**SHORT EXERCISE:**
Make an exact copy of each entry, leaving out every picture.

____ STORED RECORDS

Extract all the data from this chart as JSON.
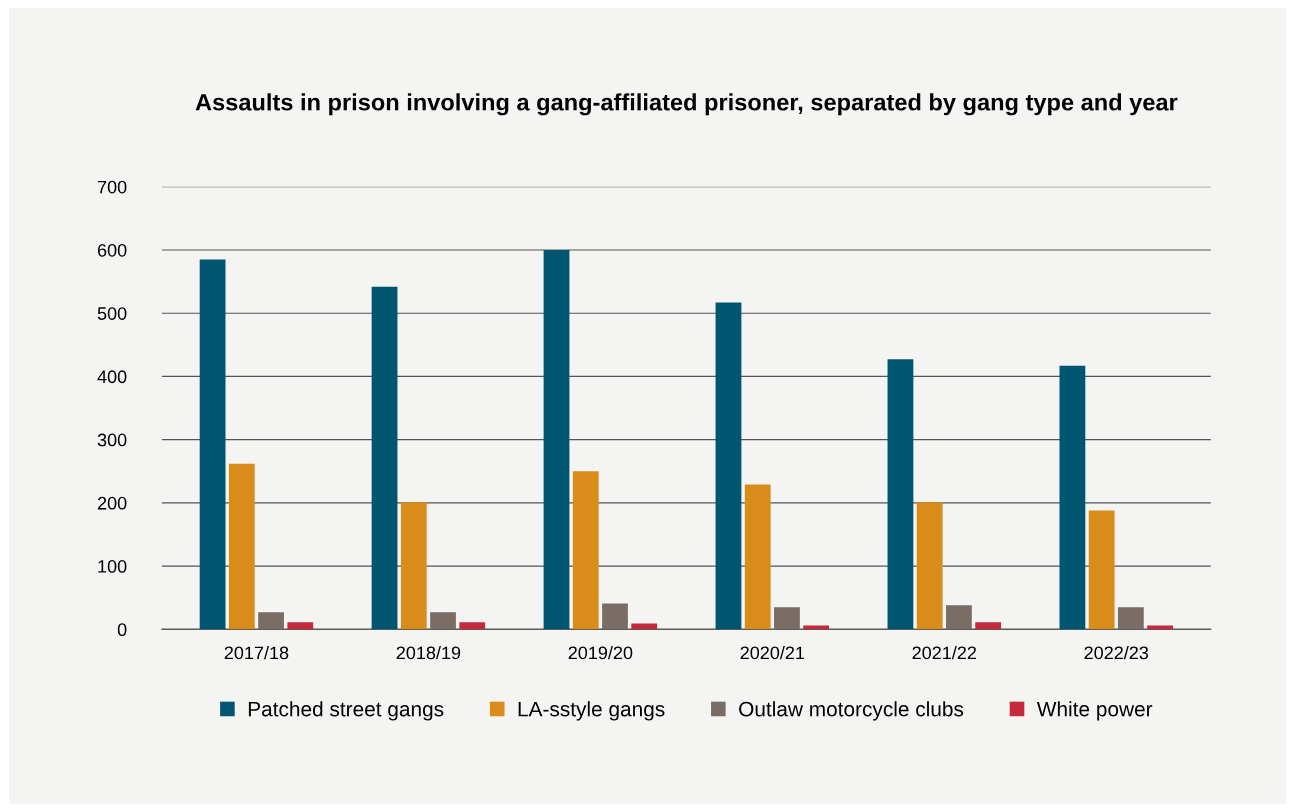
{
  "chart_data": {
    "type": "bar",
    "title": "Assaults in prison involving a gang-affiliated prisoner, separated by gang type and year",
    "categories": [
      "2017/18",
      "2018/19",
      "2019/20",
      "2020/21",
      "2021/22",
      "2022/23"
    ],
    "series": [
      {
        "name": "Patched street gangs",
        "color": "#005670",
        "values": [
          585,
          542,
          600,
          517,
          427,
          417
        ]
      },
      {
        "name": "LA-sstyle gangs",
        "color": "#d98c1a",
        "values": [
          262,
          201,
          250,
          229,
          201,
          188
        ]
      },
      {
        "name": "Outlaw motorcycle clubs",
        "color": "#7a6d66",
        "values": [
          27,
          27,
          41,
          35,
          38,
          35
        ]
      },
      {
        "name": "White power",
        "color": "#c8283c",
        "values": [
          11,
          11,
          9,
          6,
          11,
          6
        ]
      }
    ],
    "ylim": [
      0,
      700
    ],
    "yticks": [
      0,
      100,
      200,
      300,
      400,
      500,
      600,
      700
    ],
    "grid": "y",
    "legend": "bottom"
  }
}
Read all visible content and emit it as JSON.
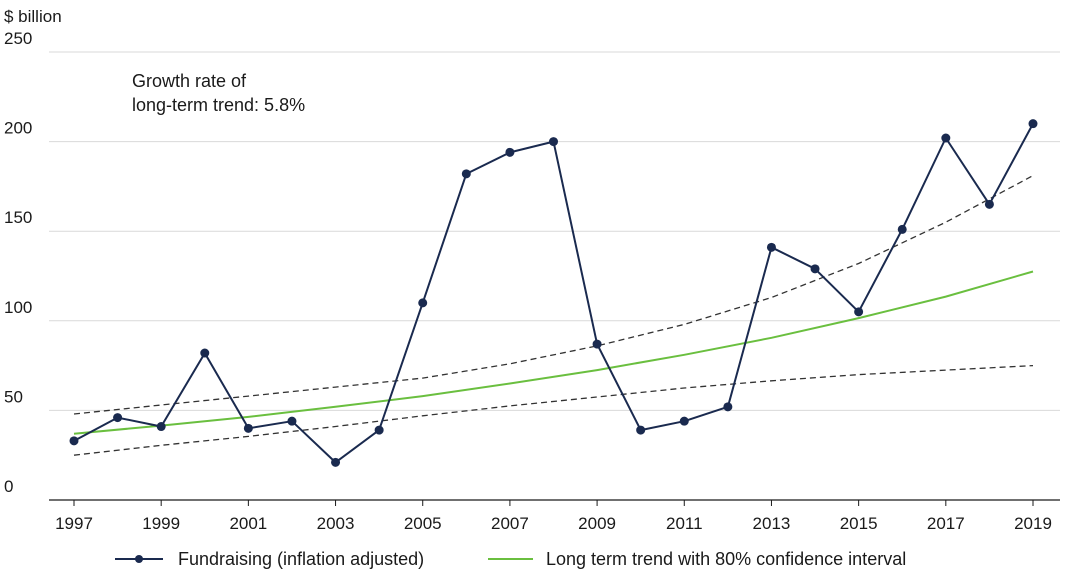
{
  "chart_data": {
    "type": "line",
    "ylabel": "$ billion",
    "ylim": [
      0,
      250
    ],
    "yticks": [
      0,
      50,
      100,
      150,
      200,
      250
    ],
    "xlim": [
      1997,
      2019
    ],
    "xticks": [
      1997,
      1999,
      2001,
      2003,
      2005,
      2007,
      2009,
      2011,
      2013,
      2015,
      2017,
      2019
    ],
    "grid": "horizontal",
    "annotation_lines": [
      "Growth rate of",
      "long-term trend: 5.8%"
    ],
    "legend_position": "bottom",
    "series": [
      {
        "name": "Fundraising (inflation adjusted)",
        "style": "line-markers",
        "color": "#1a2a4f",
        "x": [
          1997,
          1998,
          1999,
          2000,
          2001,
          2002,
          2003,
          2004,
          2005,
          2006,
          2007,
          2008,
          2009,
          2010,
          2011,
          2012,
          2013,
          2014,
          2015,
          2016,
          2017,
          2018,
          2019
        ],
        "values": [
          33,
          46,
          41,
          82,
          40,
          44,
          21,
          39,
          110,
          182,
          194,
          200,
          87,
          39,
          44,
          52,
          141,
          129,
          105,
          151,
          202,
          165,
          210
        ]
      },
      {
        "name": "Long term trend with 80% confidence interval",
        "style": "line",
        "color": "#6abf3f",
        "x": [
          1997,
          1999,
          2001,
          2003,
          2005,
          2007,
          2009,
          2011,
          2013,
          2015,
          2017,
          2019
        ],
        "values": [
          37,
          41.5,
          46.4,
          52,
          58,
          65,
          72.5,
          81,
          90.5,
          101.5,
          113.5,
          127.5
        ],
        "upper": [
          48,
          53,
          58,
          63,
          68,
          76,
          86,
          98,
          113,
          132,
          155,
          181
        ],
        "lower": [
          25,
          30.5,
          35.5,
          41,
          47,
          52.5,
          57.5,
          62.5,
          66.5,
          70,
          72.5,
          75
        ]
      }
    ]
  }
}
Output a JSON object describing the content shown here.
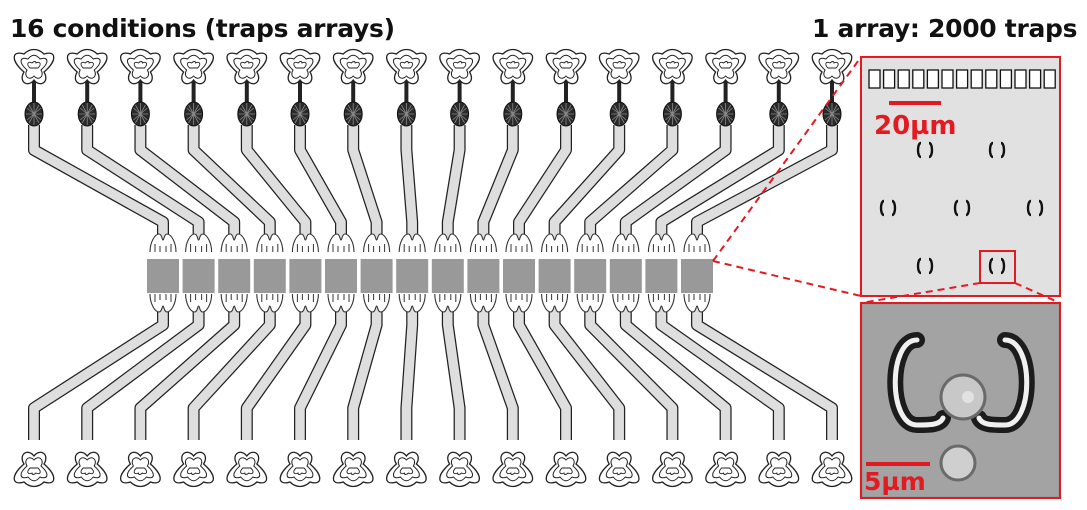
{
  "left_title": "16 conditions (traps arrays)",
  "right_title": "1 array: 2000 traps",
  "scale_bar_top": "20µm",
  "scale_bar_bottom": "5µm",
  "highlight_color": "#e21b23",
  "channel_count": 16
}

________

**ANSWER:**
Extract all the data from this chart as JSON.
{
  "chart_data": {
    "type": "bar",
    "title": "Assaults in prison involving a gang-affiliated prisoner, separated by gang type and year",
    "categories": [
      "2017/18",
      "2018/19",
      "2019/20",
      "2020/21",
      "2021/22",
      "2022/23"
    ],
    "series": [
      {
        "name": "Patched street gangs",
        "color": "#005670",
        "values": [
          585,
          542,
          600,
          517,
          427,
          417
        ]
      },
      {
        "name": "LA-sstyle gangs",
        "color": "#d98c1a",
        "values": [
          262,
          201,
          250,
          229,
          201,
          188
        ]
      },
      {
        "name": "Outlaw motorcycle clubs",
        "color": "#7a6d66",
        "values": [
          27,
          27,
          41,
          35,
          38,
          35
        ]
      },
      {
        "name": "White power",
        "color": "#c8283c",
        "values": [
          11,
          11,
          9,
          6,
          11,
          6
        ]
      }
    ],
    "ylim": [
      0,
      700
    ],
    "yticks": [
      0,
      100,
      200,
      300,
      400,
      500,
      600,
      700
    ],
    "grid": "y",
    "legend": "bottom"
  }
}
Read all visible content and emit it as JSON.
{
  "chart_data": {
    "type": "line",
    "ylabel": "$ billion",
    "ylim": [
      0,
      250
    ],
    "yticks": [
      0,
      50,
      100,
      150,
      200,
      250
    ],
    "xlim": [
      1997,
      2019
    ],
    "xticks": [
      1997,
      1999,
      2001,
      2003,
      2005,
      2007,
      2009,
      2011,
      2013,
      2015,
      2017,
      2019
    ],
    "grid": "horizontal",
    "annotation_lines": [
      "Growth rate of",
      "long-term trend: 5.8%"
    ],
    "legend_position": "bottom",
    "series": [
      {
        "name": "Fundraising (inflation adjusted)",
        "style": "line-markers",
        "color": "#1a2a4f",
        "x": [
          1997,
          1998,
          1999,
          2000,
          2001,
          2002,
          2003,
          2004,
          2005,
          2006,
          2007,
          2008,
          2009,
          2010,
          2011,
          2012,
          2013,
          2014,
          2015,
          2016,
          2017,
          2018,
          2019
        ],
        "values": [
          33,
          46,
          41,
          82,
          40,
          44,
          21,
          39,
          110,
          182,
          194,
          200,
          87,
          39,
          44,
          52,
          141,
          129,
          105,
          151,
          202,
          165,
          210
        ]
      },
      {
        "name": "Long term trend with 80% confidence interval",
        "style": "line",
        "color": "#6abf3f",
        "x": [
          1997,
          1999,
          2001,
          2003,
          2005,
          2007,
          2009,
          2011,
          2013,
          2015,
          2017,
          2019
        ],
        "values": [
          37,
          41.5,
          46.4,
          52,
          58,
          65,
          72.5,
          81,
          90.5,
          101.5,
          113.5,
          127.5
        ],
        "upper": [
          48,
          53,
          58,
          63,
          68,
          76,
          86,
          98,
          113,
          132,
          155,
          181
        ],
        "lower": [
          25,
          30.5,
          35.5,
          41,
          47,
          52.5,
          57.5,
          62.5,
          66.5,
          70,
          72.5,
          75
        ]
      }
    ]
  }
}
Output a JSON object describing the content shown here.
{
  "left_title": "16 conditions (traps arrays)",
  "right_title": "1 array: 2000 traps",
  "scale_bar_top": "20µm",
  "scale_bar_bottom": "5µm",
  "highlight_color": "#e21b23",
  "channel_count": 16
}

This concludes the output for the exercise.